DATASET —

══════

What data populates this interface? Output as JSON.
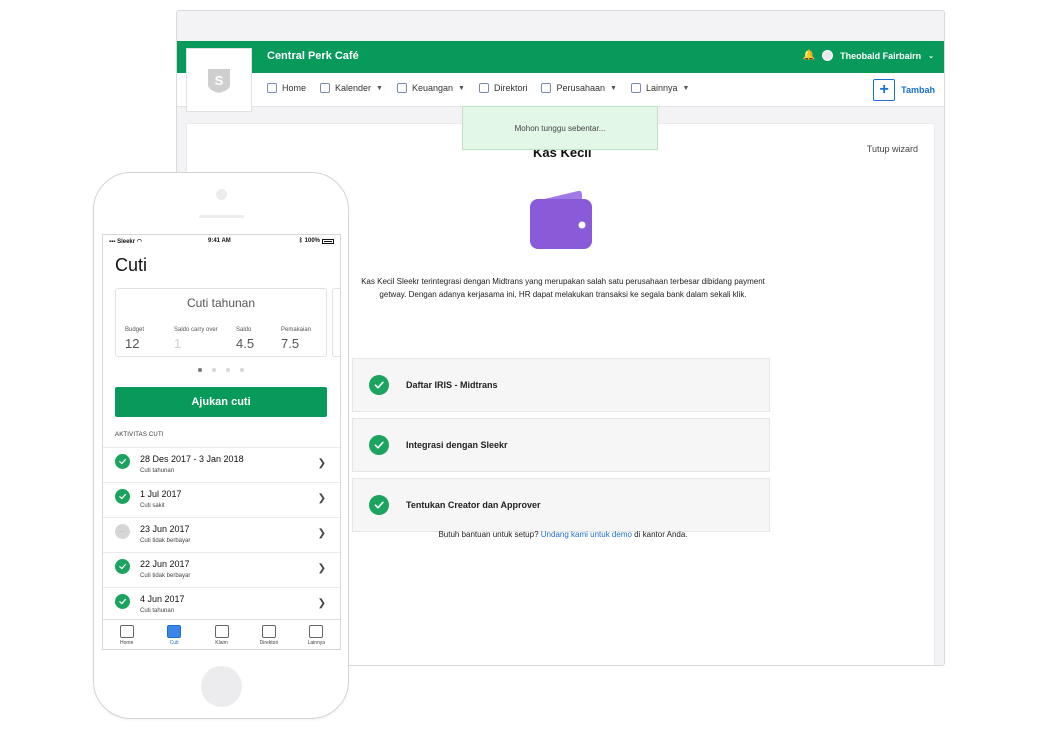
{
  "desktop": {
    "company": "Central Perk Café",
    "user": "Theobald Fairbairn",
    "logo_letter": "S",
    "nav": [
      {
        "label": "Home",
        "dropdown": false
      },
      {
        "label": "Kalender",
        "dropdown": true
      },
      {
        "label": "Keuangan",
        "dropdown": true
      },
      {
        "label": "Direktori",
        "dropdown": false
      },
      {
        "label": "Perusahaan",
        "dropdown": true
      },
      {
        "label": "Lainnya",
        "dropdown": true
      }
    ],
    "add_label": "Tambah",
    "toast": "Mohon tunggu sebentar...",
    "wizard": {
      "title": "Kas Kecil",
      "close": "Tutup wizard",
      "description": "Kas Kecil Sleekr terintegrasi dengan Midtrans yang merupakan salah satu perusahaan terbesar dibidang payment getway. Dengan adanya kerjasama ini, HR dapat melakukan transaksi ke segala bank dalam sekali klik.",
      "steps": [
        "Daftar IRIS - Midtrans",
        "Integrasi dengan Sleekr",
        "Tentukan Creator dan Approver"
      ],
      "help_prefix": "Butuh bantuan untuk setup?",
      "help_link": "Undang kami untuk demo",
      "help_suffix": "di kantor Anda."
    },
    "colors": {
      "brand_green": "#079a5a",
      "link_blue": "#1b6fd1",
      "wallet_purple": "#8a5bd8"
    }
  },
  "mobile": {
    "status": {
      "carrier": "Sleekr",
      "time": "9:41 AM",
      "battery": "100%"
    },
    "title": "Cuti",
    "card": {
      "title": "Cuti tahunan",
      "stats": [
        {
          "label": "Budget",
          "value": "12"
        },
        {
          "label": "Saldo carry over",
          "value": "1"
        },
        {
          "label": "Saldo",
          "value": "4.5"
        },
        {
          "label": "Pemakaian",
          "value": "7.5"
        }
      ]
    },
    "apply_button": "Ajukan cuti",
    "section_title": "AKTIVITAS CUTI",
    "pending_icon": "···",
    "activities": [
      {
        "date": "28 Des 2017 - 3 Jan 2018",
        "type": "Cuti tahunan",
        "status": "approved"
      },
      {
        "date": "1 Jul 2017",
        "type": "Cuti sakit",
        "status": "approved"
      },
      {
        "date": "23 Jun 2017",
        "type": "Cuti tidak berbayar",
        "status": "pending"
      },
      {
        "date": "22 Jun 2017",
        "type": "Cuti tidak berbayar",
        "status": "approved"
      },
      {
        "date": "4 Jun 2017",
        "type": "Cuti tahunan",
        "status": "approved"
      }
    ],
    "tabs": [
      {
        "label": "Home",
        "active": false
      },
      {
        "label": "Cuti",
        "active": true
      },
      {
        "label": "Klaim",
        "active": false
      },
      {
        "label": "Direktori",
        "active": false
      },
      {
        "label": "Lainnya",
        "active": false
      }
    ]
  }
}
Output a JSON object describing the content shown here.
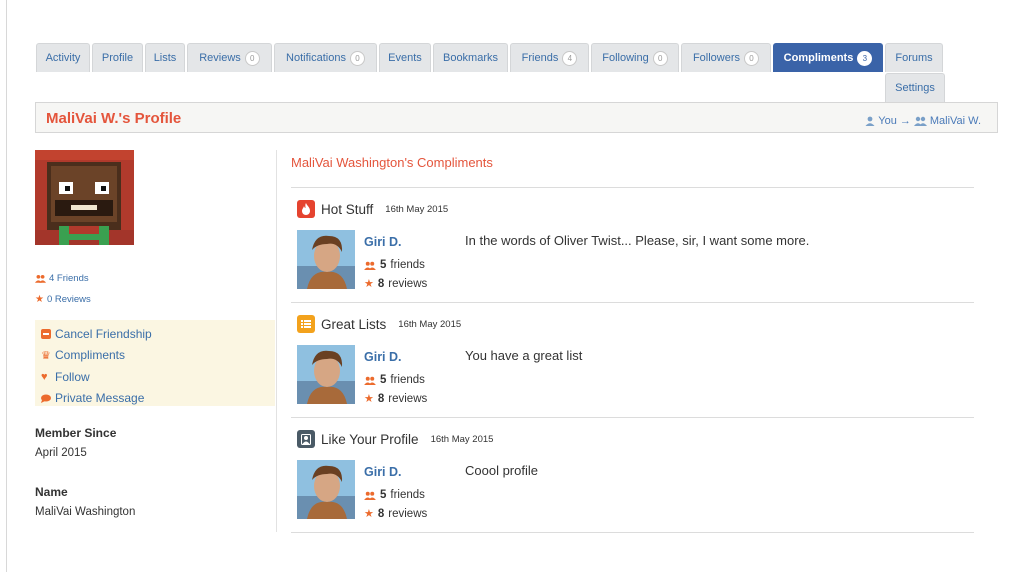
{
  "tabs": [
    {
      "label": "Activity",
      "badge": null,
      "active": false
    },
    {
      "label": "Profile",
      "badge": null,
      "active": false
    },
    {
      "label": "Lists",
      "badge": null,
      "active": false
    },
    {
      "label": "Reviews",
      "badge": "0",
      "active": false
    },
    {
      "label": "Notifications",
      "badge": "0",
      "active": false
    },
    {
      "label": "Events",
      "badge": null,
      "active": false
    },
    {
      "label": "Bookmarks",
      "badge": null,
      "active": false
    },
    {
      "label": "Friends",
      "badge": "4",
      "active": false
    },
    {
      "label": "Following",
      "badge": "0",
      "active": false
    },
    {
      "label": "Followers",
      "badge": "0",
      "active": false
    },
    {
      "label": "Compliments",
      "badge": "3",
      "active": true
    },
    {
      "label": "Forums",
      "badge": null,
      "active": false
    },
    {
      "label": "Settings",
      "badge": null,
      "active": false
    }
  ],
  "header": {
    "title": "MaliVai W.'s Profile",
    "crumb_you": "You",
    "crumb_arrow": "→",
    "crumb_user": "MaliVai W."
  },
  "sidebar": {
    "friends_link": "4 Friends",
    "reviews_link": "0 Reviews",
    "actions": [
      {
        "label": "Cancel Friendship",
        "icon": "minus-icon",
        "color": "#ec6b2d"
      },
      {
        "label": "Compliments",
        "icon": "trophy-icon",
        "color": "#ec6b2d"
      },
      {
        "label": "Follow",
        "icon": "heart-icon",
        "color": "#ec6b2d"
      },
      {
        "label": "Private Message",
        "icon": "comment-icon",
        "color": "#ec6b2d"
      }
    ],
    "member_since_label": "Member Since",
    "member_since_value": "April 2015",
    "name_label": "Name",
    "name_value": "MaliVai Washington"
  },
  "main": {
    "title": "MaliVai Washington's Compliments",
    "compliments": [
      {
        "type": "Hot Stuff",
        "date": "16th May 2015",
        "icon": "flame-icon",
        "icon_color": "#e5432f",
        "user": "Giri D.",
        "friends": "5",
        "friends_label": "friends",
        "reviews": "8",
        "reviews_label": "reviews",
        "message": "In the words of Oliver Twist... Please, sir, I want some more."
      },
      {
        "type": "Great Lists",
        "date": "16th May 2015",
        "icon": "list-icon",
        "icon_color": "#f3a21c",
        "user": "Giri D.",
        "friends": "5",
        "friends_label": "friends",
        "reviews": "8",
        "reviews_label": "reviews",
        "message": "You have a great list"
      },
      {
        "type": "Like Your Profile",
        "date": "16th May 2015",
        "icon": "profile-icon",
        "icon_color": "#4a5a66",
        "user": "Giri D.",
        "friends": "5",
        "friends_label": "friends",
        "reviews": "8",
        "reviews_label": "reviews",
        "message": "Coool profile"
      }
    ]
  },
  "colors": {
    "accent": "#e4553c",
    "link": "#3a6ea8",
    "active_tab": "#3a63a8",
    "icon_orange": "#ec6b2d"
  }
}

══════

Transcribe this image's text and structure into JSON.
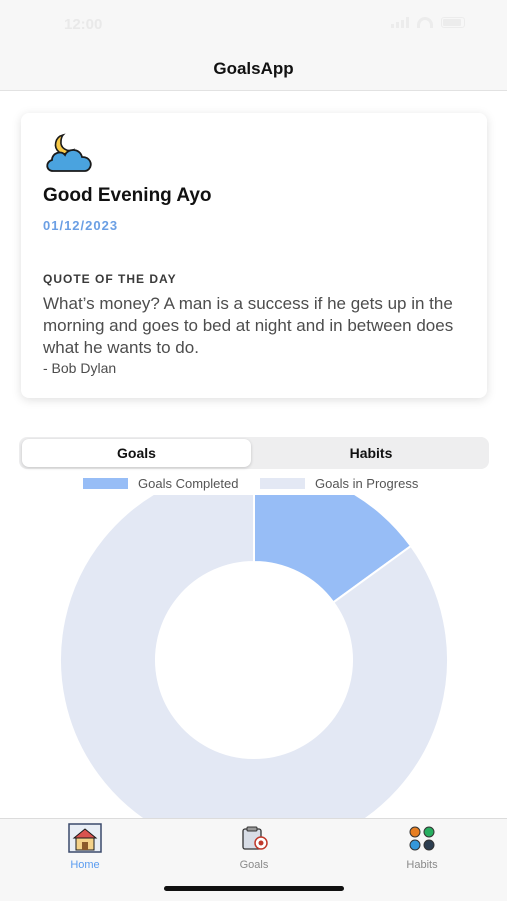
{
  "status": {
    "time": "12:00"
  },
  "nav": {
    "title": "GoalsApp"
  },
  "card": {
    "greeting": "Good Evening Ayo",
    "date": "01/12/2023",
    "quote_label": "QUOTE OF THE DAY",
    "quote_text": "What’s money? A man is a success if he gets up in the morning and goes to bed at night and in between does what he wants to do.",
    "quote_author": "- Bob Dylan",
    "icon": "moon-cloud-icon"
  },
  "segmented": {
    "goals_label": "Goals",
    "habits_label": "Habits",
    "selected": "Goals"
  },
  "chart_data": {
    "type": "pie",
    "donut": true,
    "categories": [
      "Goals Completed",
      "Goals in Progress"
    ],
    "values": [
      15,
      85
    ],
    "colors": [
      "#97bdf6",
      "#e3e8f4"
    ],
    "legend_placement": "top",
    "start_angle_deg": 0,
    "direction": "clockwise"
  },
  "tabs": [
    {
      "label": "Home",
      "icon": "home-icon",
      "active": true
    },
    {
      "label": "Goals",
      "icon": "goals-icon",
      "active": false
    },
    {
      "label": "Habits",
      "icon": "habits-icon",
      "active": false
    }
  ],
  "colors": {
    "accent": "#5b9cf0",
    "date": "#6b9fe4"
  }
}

══════

State how many lines of the data include the word "Sleekr", with nothing else.

3